Tell me how many lines hold "document", please, using only the number.

STORED ROWS:
+++++
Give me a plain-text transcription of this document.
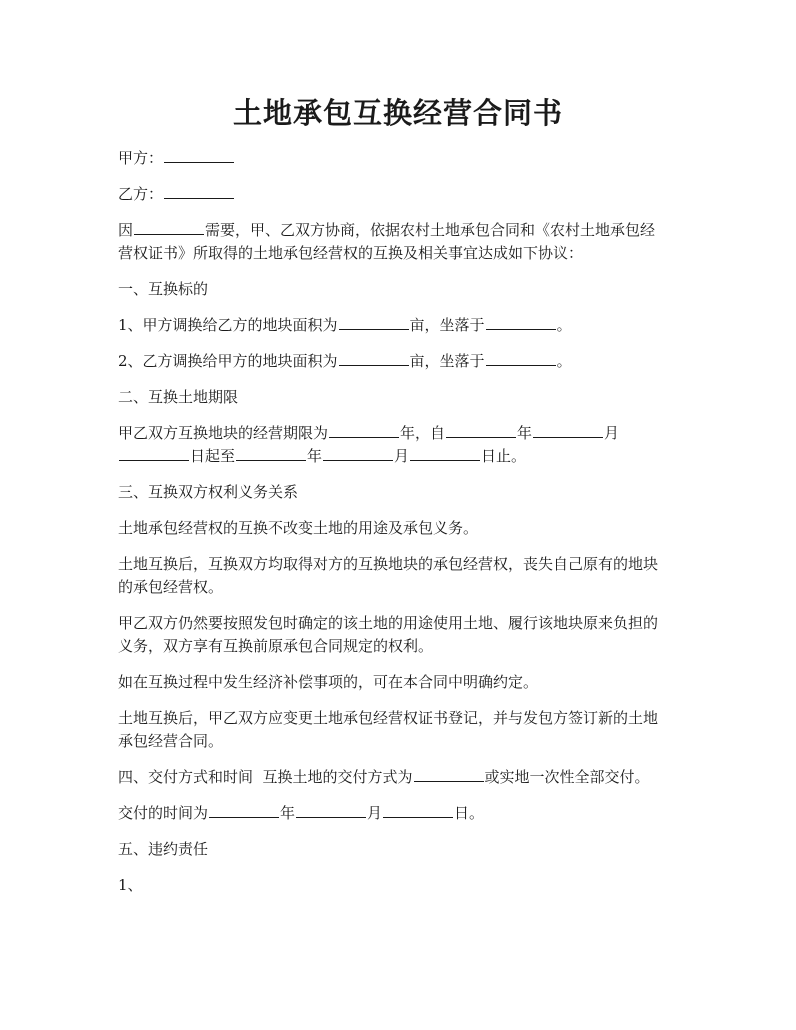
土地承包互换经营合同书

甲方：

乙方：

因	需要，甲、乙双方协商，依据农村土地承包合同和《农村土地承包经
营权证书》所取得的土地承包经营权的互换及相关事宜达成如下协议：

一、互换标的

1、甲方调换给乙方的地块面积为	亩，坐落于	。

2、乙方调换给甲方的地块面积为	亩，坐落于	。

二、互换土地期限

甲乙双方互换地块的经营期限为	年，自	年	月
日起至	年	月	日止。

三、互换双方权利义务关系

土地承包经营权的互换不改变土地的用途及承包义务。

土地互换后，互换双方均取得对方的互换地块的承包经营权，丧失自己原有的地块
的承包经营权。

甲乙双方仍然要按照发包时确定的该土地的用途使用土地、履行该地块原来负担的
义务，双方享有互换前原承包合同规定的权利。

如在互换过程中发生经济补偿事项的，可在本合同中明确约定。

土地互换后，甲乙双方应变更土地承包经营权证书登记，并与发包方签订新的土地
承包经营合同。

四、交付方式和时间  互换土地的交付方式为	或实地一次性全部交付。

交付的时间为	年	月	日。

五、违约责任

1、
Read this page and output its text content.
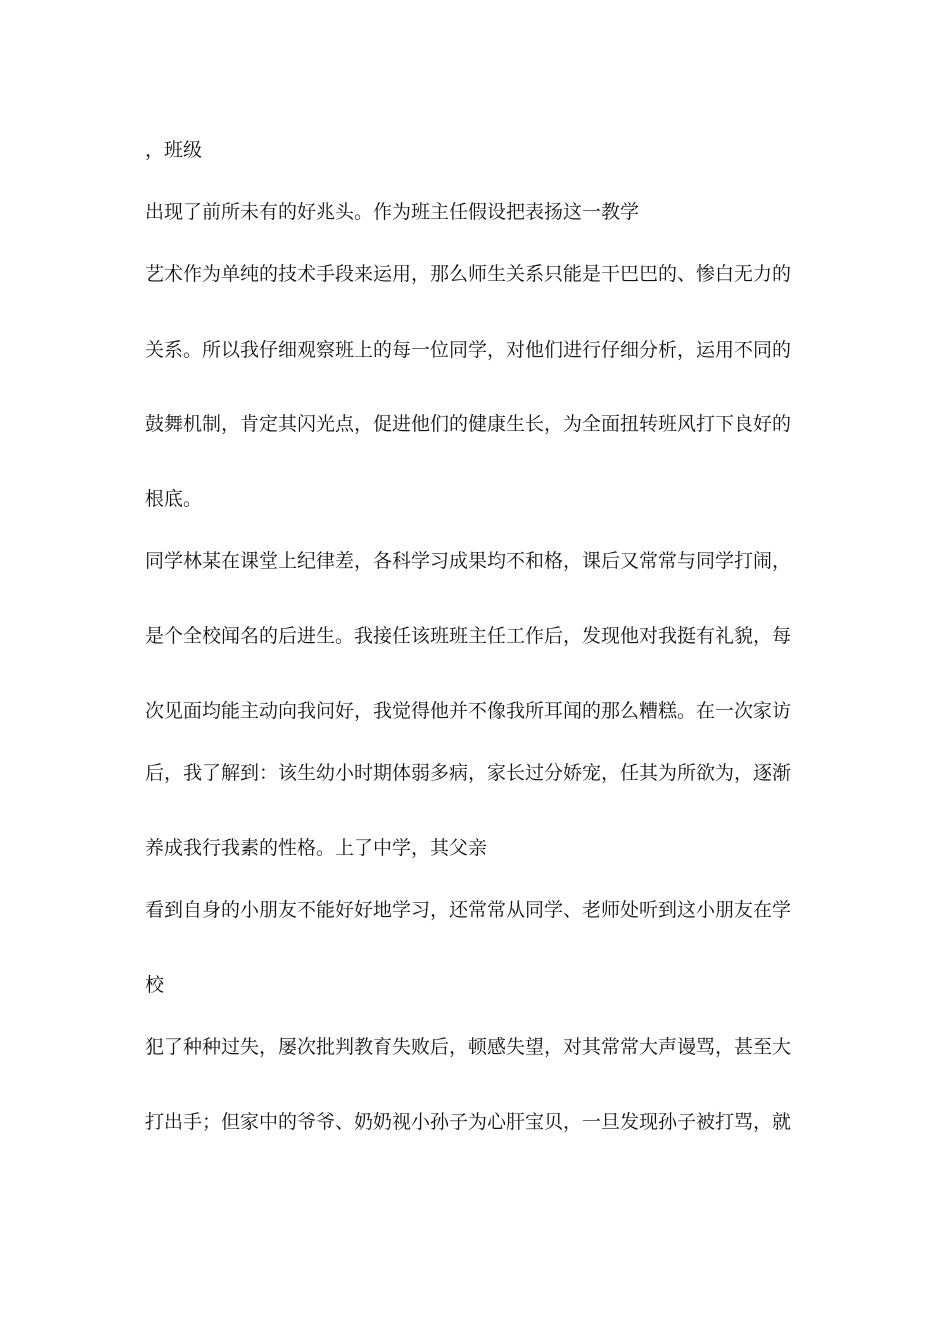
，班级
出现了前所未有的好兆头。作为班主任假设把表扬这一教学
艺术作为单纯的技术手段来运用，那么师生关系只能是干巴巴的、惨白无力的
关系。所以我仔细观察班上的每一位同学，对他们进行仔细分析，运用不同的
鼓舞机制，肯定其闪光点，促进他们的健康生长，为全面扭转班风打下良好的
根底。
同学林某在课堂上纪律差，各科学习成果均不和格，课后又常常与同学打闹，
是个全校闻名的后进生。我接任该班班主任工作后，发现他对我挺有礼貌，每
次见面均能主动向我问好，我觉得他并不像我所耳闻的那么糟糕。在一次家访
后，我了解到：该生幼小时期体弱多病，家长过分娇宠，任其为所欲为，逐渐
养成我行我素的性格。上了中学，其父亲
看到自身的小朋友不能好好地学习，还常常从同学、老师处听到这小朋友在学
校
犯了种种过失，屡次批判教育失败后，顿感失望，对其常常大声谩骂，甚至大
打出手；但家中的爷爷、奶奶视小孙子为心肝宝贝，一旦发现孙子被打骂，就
+++++
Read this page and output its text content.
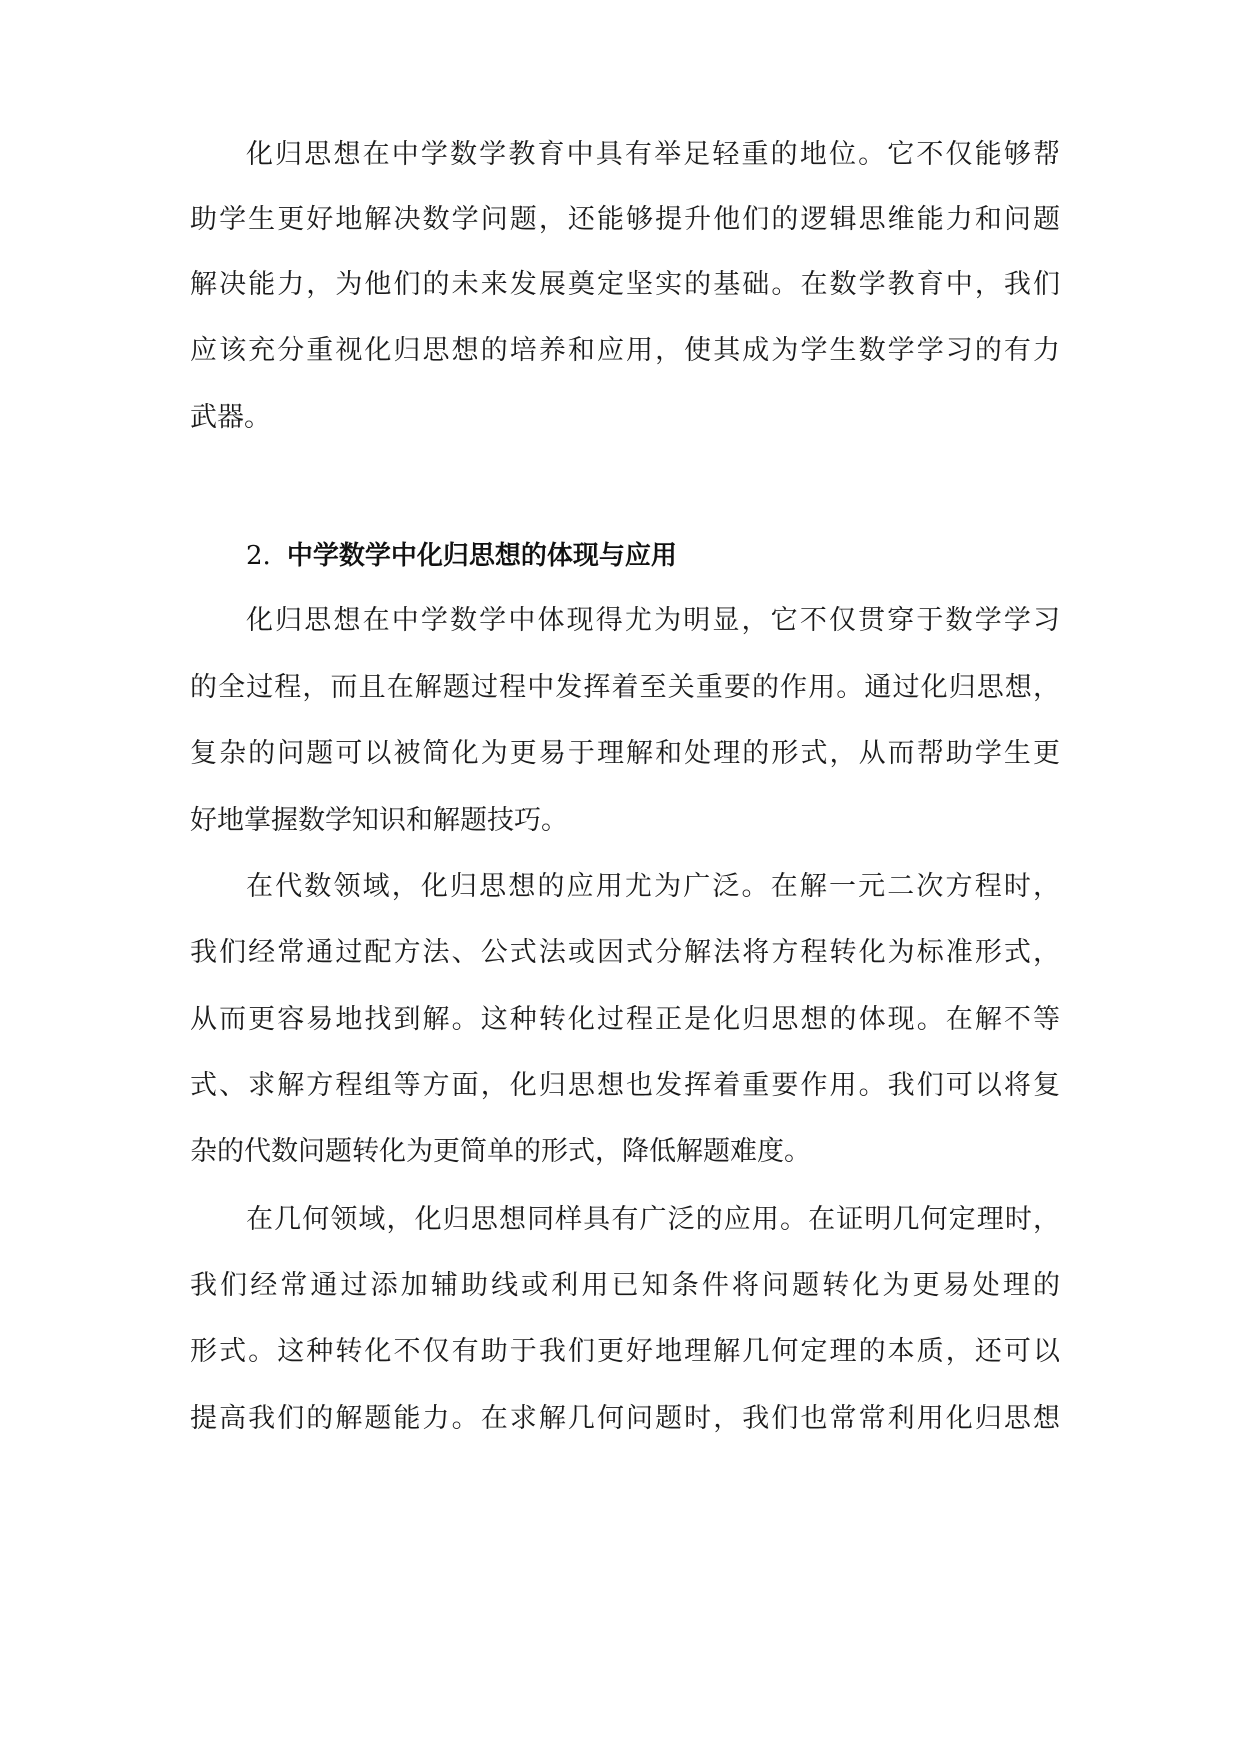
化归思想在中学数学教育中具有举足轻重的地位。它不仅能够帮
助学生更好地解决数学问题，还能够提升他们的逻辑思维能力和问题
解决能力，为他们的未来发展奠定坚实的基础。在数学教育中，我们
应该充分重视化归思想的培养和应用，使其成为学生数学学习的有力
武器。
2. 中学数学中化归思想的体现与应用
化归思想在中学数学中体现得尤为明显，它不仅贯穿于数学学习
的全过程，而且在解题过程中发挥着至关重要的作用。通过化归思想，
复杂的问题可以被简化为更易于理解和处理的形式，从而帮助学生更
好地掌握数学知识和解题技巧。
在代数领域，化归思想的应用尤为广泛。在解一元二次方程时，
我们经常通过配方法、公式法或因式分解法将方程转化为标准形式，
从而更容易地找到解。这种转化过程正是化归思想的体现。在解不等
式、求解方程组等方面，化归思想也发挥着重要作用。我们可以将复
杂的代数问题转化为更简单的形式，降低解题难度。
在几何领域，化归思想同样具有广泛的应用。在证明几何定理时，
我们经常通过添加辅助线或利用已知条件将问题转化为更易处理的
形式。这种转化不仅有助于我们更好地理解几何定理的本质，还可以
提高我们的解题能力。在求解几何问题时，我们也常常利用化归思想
+++++
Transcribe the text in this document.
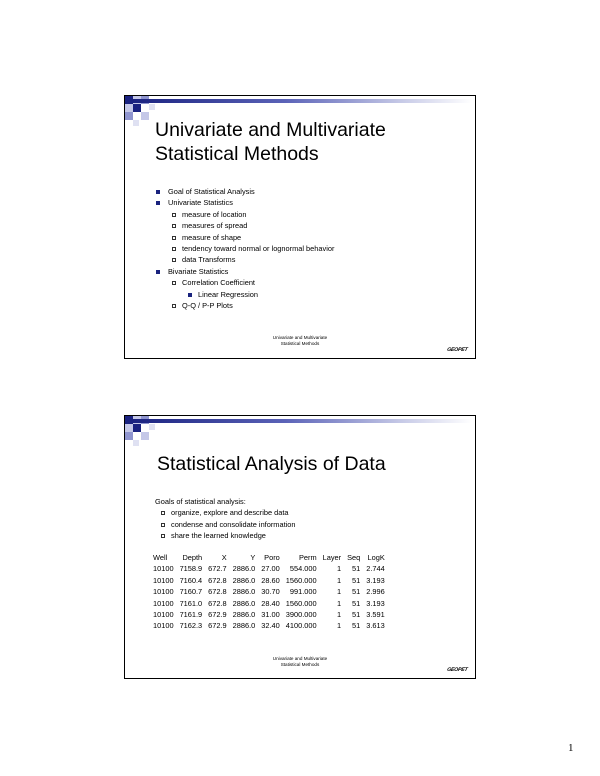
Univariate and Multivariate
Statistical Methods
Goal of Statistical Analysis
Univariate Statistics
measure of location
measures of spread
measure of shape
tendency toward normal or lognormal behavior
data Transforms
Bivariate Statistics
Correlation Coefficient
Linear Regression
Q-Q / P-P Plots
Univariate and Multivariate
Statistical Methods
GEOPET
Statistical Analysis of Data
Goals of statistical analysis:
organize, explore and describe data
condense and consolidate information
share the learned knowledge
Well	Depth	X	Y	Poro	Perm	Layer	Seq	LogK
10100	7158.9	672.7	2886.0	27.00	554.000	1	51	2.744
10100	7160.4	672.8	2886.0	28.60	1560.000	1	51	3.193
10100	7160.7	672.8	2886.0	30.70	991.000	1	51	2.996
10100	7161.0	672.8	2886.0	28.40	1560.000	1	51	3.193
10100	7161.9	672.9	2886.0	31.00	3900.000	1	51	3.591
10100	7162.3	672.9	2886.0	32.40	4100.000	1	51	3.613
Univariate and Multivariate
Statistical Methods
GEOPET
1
+++++
THE OUTPUT: 2